§ GOAL
Work out how many lines of the records hold the string "this", and reply with that number alone.

§ SOURCE RECORDS
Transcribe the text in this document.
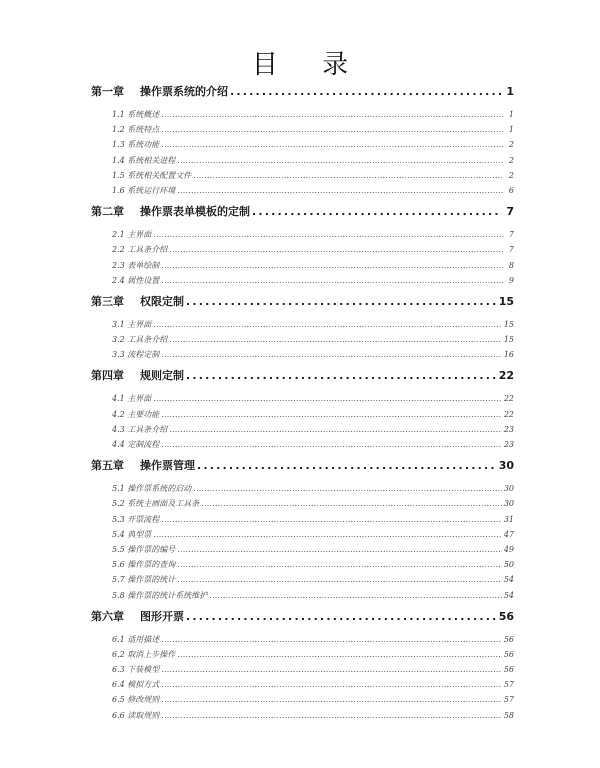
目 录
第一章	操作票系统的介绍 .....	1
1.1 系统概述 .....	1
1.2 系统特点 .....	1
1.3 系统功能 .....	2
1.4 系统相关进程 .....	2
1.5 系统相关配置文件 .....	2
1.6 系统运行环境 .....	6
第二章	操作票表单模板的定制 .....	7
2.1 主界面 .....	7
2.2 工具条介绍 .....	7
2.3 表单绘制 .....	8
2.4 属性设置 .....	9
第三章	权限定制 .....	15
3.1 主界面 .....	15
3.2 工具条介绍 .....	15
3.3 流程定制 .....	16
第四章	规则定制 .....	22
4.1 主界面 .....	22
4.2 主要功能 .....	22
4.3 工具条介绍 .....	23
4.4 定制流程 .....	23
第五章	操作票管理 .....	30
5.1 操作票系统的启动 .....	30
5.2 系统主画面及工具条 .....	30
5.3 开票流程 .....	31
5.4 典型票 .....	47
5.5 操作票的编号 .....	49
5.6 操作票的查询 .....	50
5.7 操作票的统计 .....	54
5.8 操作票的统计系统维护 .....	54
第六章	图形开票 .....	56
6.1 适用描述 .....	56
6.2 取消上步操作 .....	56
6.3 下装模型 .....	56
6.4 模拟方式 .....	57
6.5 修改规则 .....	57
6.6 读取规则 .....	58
* * *
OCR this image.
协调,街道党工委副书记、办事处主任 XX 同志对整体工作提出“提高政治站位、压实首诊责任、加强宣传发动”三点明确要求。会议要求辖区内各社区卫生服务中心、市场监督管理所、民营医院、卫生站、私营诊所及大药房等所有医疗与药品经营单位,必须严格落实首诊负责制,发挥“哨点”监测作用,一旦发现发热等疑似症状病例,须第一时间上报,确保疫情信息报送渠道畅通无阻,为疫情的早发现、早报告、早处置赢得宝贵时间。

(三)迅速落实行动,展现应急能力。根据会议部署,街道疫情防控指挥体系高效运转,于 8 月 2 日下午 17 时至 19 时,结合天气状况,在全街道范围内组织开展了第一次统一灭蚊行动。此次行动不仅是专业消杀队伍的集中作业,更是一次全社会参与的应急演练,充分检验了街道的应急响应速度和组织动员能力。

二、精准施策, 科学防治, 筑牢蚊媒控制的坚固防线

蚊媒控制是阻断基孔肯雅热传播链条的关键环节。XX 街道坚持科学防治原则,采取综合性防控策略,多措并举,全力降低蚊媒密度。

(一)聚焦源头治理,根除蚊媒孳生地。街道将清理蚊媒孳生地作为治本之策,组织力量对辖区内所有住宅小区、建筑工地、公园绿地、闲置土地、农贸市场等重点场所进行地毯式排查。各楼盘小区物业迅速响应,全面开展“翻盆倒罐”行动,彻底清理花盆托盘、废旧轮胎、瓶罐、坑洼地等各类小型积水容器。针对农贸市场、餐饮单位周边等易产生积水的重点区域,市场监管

§ SOLUTION TO THE PROBLEM
2